:: The input

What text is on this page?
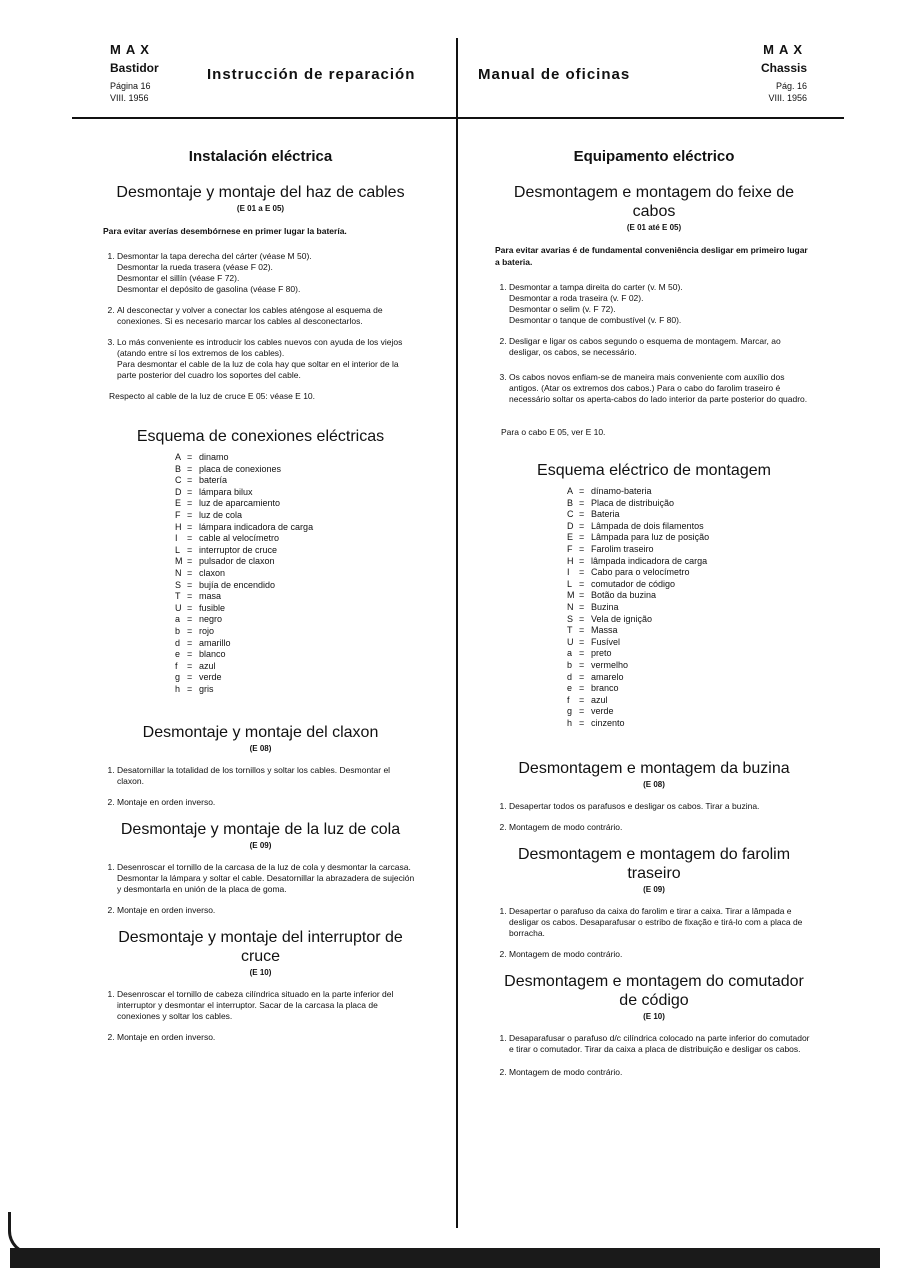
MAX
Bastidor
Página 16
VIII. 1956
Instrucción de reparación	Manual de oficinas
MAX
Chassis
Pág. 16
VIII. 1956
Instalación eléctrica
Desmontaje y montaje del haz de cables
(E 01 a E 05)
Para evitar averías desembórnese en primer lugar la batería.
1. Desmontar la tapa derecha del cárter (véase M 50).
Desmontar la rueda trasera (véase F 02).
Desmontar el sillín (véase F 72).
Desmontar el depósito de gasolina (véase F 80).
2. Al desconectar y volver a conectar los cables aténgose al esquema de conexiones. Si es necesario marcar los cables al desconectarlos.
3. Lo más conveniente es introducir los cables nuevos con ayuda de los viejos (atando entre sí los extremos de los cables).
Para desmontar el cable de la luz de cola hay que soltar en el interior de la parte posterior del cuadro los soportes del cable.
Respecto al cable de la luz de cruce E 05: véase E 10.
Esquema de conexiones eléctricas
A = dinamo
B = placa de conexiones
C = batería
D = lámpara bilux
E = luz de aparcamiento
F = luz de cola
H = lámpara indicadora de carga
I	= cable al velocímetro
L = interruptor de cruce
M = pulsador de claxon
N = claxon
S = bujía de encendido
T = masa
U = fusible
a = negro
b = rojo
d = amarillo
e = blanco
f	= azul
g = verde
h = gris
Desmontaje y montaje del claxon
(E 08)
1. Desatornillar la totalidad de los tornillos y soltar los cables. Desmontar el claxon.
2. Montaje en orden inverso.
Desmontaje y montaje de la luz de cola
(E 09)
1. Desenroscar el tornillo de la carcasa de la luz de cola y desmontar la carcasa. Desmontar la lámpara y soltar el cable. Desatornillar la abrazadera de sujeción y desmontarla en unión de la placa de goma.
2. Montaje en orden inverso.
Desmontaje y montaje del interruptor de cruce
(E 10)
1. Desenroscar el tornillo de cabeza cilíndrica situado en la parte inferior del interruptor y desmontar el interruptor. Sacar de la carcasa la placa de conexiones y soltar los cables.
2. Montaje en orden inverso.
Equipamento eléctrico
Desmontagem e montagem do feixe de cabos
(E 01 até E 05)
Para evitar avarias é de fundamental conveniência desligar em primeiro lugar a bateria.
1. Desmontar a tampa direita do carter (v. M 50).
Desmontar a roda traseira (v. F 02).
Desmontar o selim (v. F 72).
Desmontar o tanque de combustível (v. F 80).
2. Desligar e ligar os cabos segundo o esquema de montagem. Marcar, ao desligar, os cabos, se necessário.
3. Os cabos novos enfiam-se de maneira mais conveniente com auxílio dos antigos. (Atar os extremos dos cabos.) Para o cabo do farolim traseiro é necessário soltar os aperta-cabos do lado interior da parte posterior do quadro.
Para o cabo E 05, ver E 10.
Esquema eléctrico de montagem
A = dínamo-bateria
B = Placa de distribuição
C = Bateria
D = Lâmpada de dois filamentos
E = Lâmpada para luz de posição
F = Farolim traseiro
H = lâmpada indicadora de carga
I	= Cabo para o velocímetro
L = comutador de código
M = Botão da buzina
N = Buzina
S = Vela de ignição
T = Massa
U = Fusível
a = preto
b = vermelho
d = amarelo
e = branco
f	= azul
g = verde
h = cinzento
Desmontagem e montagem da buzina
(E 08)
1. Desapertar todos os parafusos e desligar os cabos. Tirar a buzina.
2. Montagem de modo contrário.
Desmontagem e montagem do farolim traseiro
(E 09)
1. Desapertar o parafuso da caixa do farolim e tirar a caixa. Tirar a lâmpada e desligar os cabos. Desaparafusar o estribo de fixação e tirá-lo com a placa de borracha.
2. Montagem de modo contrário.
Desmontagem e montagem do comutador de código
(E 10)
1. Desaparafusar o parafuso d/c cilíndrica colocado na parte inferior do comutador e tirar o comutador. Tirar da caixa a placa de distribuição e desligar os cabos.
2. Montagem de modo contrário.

::::

From the data, pick out every line that includes "Desapertar".

1. Desapertar todos os parafusos e desligar os cabos. Tirar a buzina.
1. Desapertar o parafuso da caixa do farolim e tirar a caixa. Tirar a lâmpada e desligar os cabos. Desaparafusar o estribo de fixação e tirá-lo com a placa de borracha.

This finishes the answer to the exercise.